● CHALLENGE
Count how many lines below include the string "Republic", and give that number without anything else.

● INPUT
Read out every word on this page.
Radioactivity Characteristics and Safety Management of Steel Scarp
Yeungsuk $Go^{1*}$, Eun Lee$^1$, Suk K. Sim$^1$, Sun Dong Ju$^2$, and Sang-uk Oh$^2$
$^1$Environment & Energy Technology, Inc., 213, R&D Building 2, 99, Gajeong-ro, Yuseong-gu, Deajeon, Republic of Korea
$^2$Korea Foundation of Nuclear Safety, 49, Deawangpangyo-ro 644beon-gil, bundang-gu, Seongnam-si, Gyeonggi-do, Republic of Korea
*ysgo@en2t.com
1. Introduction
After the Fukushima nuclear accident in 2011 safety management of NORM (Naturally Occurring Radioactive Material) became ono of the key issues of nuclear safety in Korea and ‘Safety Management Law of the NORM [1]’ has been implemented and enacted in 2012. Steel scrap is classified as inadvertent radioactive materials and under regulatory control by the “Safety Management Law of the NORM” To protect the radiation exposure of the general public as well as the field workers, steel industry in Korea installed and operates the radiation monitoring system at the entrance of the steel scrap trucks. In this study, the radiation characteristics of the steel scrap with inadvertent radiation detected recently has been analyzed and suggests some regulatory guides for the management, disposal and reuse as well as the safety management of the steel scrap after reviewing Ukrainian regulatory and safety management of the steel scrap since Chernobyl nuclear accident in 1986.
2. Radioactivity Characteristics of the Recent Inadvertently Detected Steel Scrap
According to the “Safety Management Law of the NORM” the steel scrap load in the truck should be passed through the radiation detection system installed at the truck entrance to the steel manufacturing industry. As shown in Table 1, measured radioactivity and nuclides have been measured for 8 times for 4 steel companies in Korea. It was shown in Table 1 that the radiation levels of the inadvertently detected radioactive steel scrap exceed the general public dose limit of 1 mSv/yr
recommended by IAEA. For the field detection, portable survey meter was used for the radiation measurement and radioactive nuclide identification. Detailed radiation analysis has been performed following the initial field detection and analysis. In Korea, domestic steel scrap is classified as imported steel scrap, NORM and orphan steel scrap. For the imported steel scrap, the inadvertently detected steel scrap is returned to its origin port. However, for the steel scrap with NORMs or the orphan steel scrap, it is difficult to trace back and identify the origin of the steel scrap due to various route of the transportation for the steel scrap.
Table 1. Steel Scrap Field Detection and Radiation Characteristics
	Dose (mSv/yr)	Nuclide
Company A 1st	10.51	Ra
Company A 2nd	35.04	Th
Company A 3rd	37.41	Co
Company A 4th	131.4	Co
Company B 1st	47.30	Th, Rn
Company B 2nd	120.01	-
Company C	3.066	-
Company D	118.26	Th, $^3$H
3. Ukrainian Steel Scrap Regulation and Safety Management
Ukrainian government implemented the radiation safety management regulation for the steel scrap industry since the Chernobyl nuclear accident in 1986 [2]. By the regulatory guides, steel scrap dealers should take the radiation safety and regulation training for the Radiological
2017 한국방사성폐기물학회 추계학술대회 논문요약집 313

● SOLUTION TO THE PROBLEM
2